[Stored records]
▬▬▬

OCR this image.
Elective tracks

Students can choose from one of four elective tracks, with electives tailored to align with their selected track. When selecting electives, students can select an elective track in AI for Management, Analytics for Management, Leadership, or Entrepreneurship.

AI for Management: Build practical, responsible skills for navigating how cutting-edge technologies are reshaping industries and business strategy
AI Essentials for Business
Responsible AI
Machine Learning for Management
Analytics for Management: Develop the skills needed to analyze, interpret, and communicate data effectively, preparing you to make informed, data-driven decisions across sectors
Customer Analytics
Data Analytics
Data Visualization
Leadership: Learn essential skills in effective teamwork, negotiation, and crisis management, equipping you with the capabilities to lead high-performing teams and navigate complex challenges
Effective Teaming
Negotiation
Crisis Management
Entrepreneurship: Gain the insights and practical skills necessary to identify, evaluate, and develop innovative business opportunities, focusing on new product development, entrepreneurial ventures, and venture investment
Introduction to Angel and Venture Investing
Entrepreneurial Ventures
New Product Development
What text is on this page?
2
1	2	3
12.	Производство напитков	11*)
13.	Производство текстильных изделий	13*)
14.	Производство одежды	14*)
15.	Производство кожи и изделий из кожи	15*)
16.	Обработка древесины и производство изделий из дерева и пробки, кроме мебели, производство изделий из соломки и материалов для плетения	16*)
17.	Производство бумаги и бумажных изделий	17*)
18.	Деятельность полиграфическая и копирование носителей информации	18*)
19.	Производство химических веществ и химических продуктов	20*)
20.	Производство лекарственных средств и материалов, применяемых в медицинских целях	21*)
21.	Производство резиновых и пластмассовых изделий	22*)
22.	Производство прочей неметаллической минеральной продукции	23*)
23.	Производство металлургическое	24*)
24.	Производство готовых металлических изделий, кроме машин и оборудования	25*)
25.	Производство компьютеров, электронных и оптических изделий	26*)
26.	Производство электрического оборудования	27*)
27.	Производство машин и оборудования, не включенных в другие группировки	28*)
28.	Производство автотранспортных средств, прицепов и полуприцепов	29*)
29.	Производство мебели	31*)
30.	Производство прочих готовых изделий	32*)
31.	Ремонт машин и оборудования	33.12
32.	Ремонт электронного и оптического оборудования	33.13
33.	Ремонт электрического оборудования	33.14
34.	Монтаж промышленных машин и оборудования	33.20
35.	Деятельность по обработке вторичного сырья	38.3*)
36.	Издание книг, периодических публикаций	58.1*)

▬▬▬

### Given exercise
Give an exact copy of all the data shown above.

### Answer
OCR this image.
Elective tracks

Students can choose from one of four elective tracks, with electives tailored to align with their selected track. When selecting electives, students can select an elective track in AI for Management, Analytics for Management, Leadership, or Entrepreneurship.

AI for Management: Build practical, responsible skills for navigating how cutting-edge technologies are reshaping industries and business strategy
AI Essentials for Business
Responsible AI
Machine Learning for Management
Analytics for Management: Develop the skills needed to analyze, interpret, and communicate data effectively, preparing you to make informed, data-driven decisions across sectors
Customer Analytics
Data Analytics
Data Visualization
Leadership: Learn essential skills in effective teamwork, negotiation, and crisis management, equipping you with the capabilities to lead high-performing teams and navigate complex challenges
Effective Teaming
Negotiation
Crisis Management
Entrepreneurship: Gain the insights and practical skills necessary to identify, evaluate, and develop innovative business opportunities, focusing on new product development, entrepreneurial ventures, and venture investment
Introduction to Angel and Venture Investing
Entrepreneurial Ventures
New Product Development
What text is on this page?
2
1	2	3
12.	Производство напитков	11*)
13.	Производство текстильных изделий	13*)
14.	Производство одежды	14*)
15.	Производство кожи и изделий из кожи	15*)
16.	Обработка древесины и производство изделий из дерева и пробки, кроме мебели, производство изделий из соломки и материалов для плетения	16*)
17.	Производство бумаги и бумажных изделий	17*)
18.	Деятельность полиграфическая и копирование носителей информации	18*)
19.	Производство химических веществ и химических продуктов	20*)
20.	Производство лекарственных средств и материалов, применяемых в медицинских целях	21*)
21.	Производство резиновых и пластмассовых изделий	22*)
22.	Производство прочей неметаллической минеральной продукции	23*)
23.	Производство металлургическое	24*)
24.	Производство готовых металлических изделий, кроме машин и оборудования	25*)
25.	Производство компьютеров, электронных и оптических изделий	26*)
26.	Производство электрического оборудования	27*)
27.	Производство машин и оборудования, не включенных в другие группировки	28*)
28.	Производство автотранспортных средств, прицепов и полуприцепов	29*)
29.	Производство мебели	31*)
30.	Производство прочих готовых изделий	32*)
31.	Ремонт машин и оборудования	33.12
32.	Ремонт электронного и оптического оборудования	33.13
33.	Ремонт электрического оборудования	33.14
34.	Монтаж промышленных машин и оборудования	33.20
35.	Деятельность по обработке вторичного сырья	38.3*)
36.	Издание книг, периодических публикаций	58.1*)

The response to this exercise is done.